# Objective:
Work out the number of lines containing "content". Answer with nothing but that number.

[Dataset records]

Begin

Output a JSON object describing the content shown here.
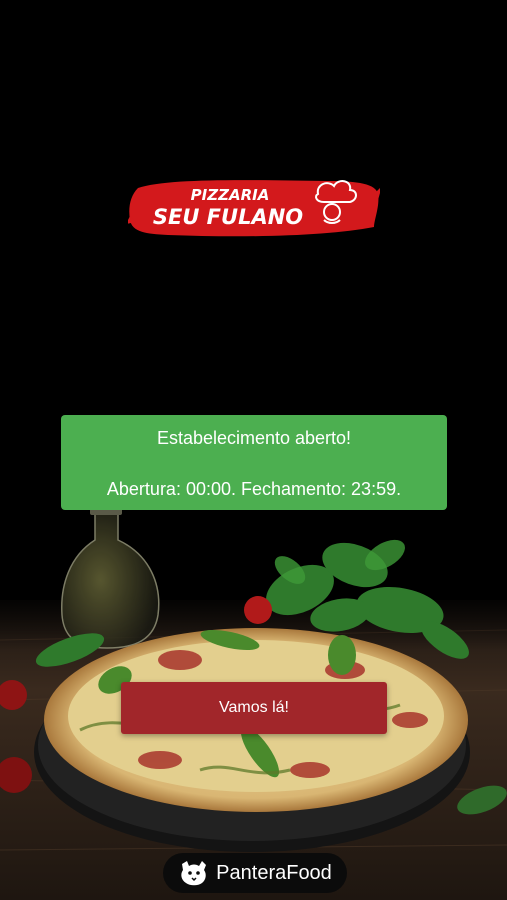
{
  "logo": {
    "line1": "PIZZARIA",
    "line2": "SEU FULANO",
    "icon": "chef-hat-icon"
  },
  "status": {
    "title": "Estabelecimento aberto!",
    "hours": "Abertura: 00:00. Fechamento: 23:59."
  },
  "cta": {
    "label": "Vamos lá!"
  },
  "brand": {
    "name": "PanteraFood",
    "icon": "panther-icon"
  },
  "colors": {
    "status_green": "#4caf50",
    "button_red": "#a1262a",
    "logo_red": "#d3191c",
    "background": "#000000"
  }
}
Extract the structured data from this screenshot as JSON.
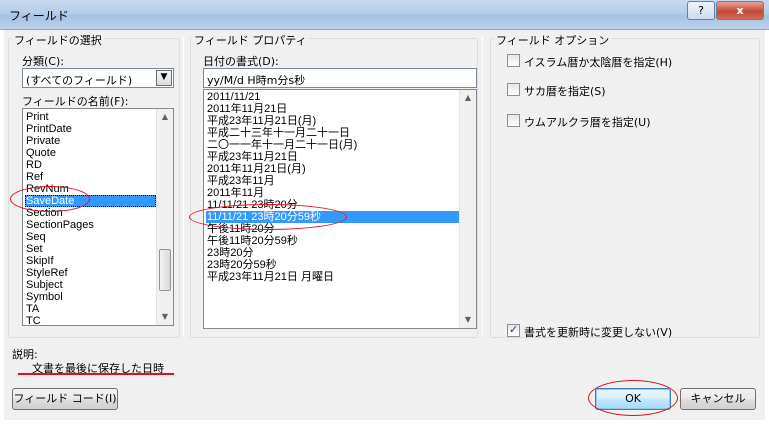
{
  "window": {
    "title": "フィールド",
    "help_label": "?",
    "close_label": "x"
  },
  "field_select": {
    "group_title": "フィールドの選択",
    "category_label": "分類(C):",
    "category_value": "(すべてのフィールド)",
    "names_label": "フィールドの名前(F):",
    "names": [
      "Print",
      "PrintDate",
      "Private",
      "Quote",
      "RD",
      "Ref",
      "RevNum",
      "SaveDate",
      "Section",
      "SectionPages",
      "Seq",
      "Set",
      "SkipIf",
      "StyleRef",
      "Subject",
      "Symbol",
      "TA",
      "TC"
    ],
    "selected_name": "SaveDate"
  },
  "field_props": {
    "group_title": "フィールド プロパティ",
    "format_label": "日付の書式(D):",
    "format_value": "yy/M/d H時m分s秒",
    "formats": [
      "2011/11/21",
      "2011年11月21日",
      "平成23年11月21日(月)",
      "平成二十三年十一月二十一日",
      "二〇一一年十一月二十一日(月)",
      "平成23年11月21日",
      "2011年11月21日(月)",
      "平成23年11月",
      "2011年11月",
      "11/11/21 23時20分",
      "11/11/21 23時20分59秒",
      "午後11時20分",
      "午後11時20分59秒",
      "23時20分",
      "23時20分59秒",
      "平成23年11月21日 月曜日"
    ],
    "selected_format": "11/11/21 23時20分59秒"
  },
  "field_options": {
    "group_title": "フィールド オプション",
    "options": [
      {
        "label": "イスラム暦か太陰暦を指定(H)",
        "checked": false
      },
      {
        "label": "サカ暦を指定(S)",
        "checked": false
      },
      {
        "label": "ウムアルクラ暦を指定(U)",
        "checked": false
      }
    ],
    "preserve_label": "書式を更新時に変更しない(V)",
    "preserve_checked": true
  },
  "description": {
    "label": "説明:",
    "text": "文書を最後に保存した日時"
  },
  "buttons": {
    "field_codes": "フィールド コード(I)",
    "ok": "OK",
    "cancel": "キャンセル"
  },
  "colors": {
    "selection": "#3399ff",
    "annotation": "#e0101e",
    "title_bar": "#b6cde9"
  }
}
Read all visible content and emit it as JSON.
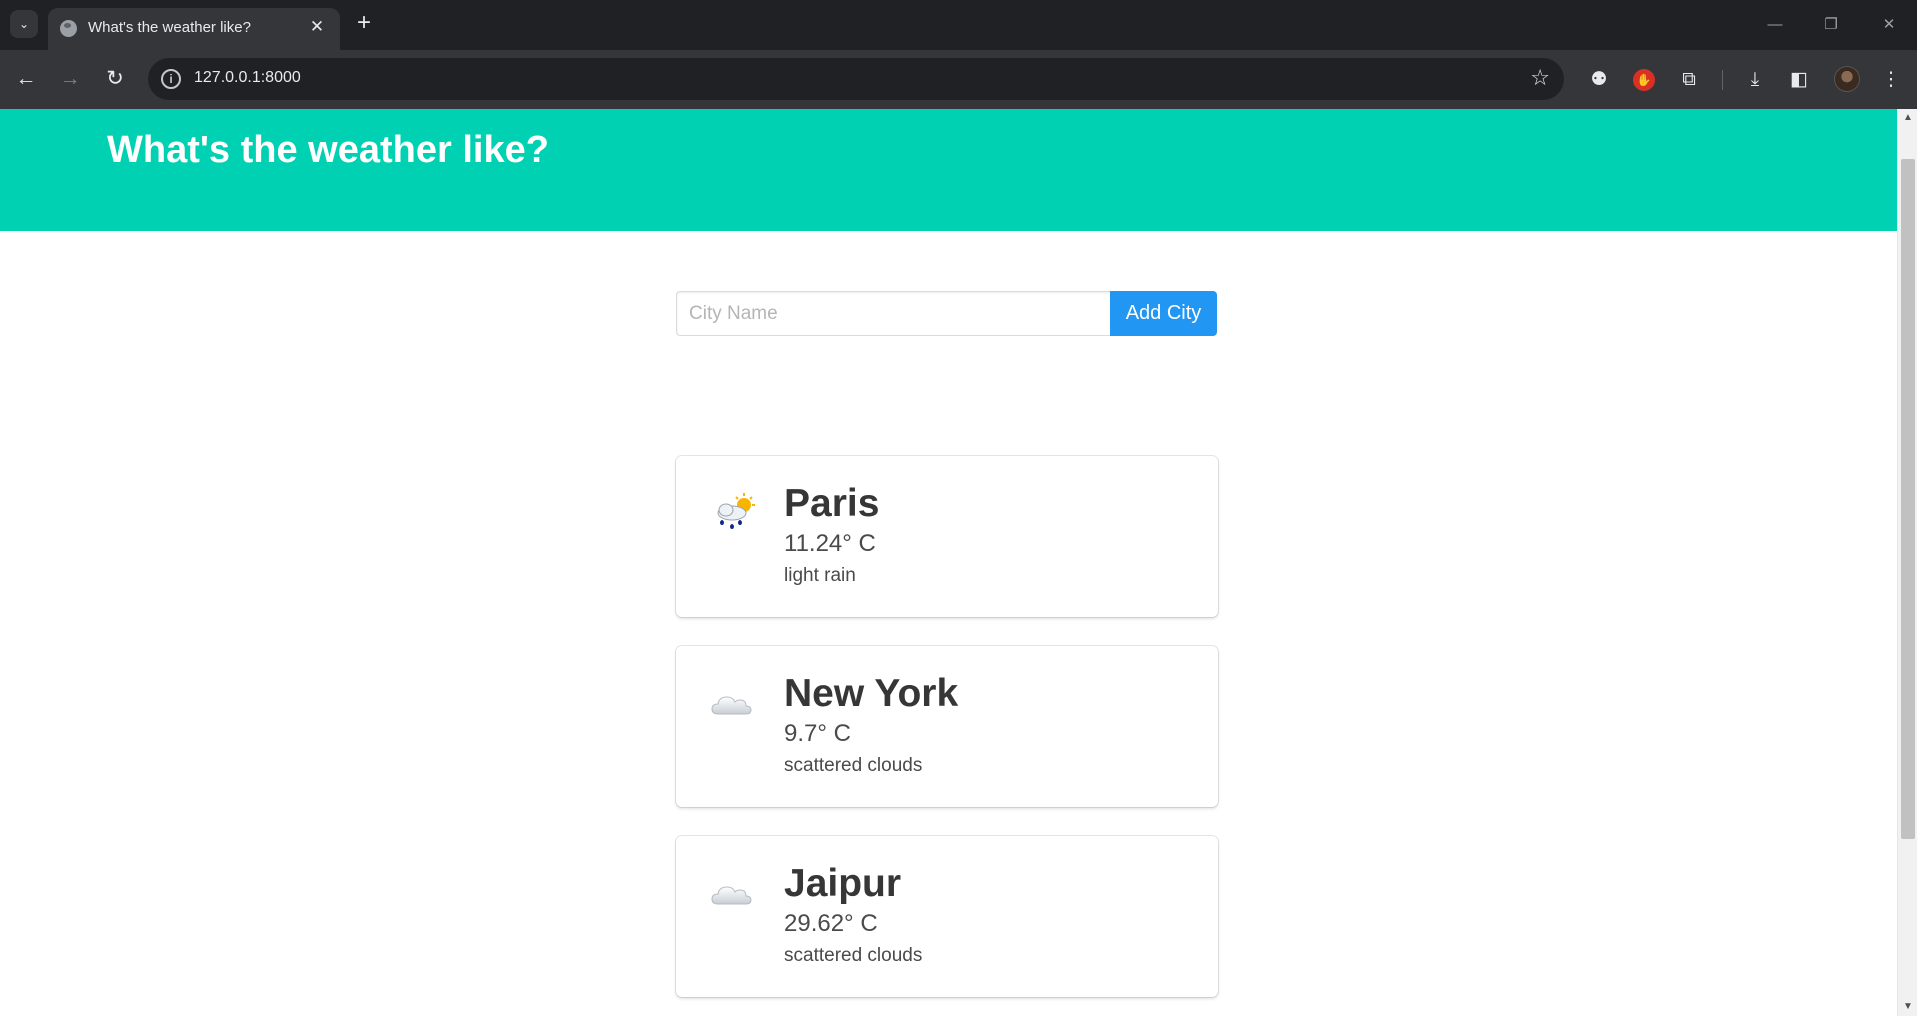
{
  "browser": {
    "tab_title": "What's the weather like?",
    "tab_close": "✕",
    "new_tab": "+",
    "url": "127.0.0.1:8000"
  },
  "page": {
    "title": "What's the weather like?",
    "search": {
      "placeholder": "City Name",
      "value": ""
    },
    "add_button_label": "Add City"
  },
  "cities": [
    {
      "name": "Paris",
      "temperature": "11.24° C",
      "description": "light rain",
      "icon": "rain-sun-icon"
    },
    {
      "name": "New York",
      "temperature": "9.7° C",
      "description": "scattered clouds",
      "icon": "cloud-icon"
    },
    {
      "name": "Jaipur",
      "temperature": "29.62° C",
      "description": "scattered clouds",
      "icon": "cloud-icon"
    }
  ],
  "colors": {
    "hero": "#00d1b2",
    "button": "#2196f3",
    "browser_dark": "#202124",
    "browser_toolbar": "#35363a"
  }
}
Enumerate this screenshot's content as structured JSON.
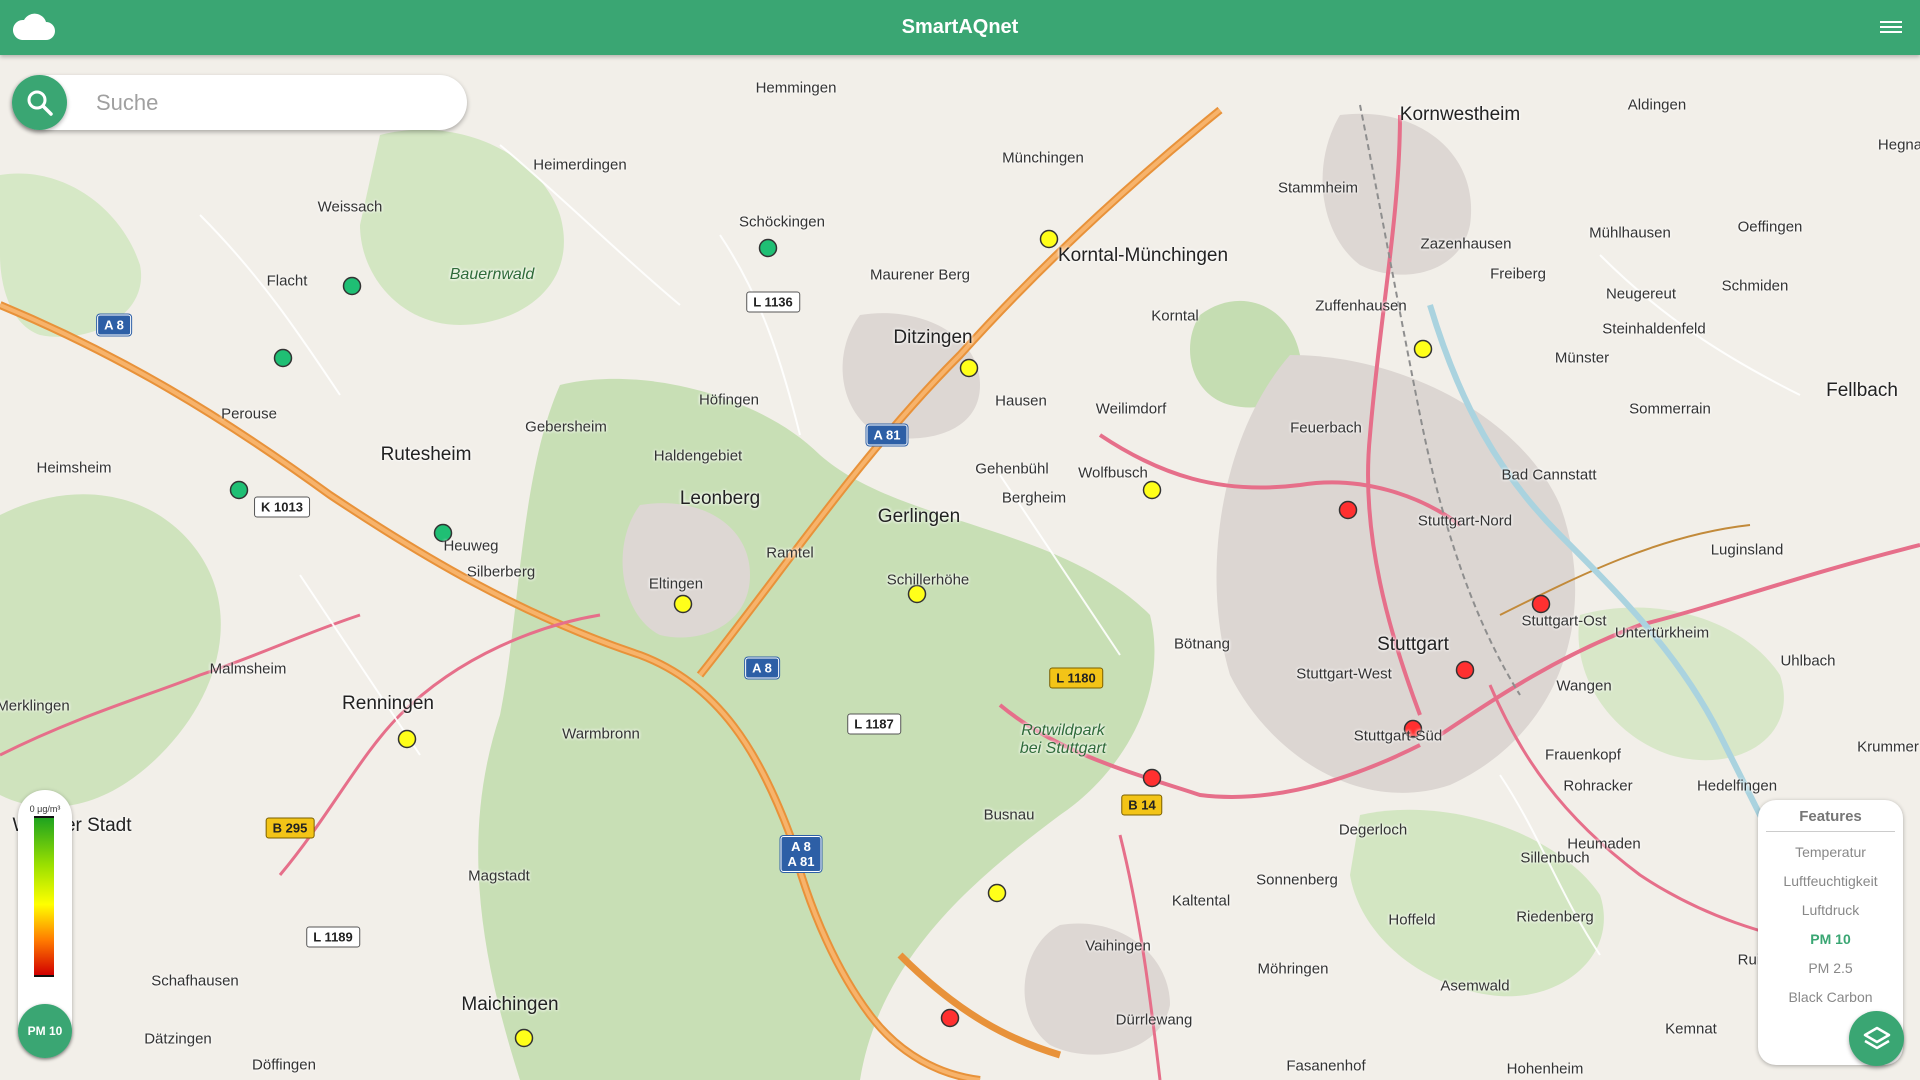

End

# Problem solution:
3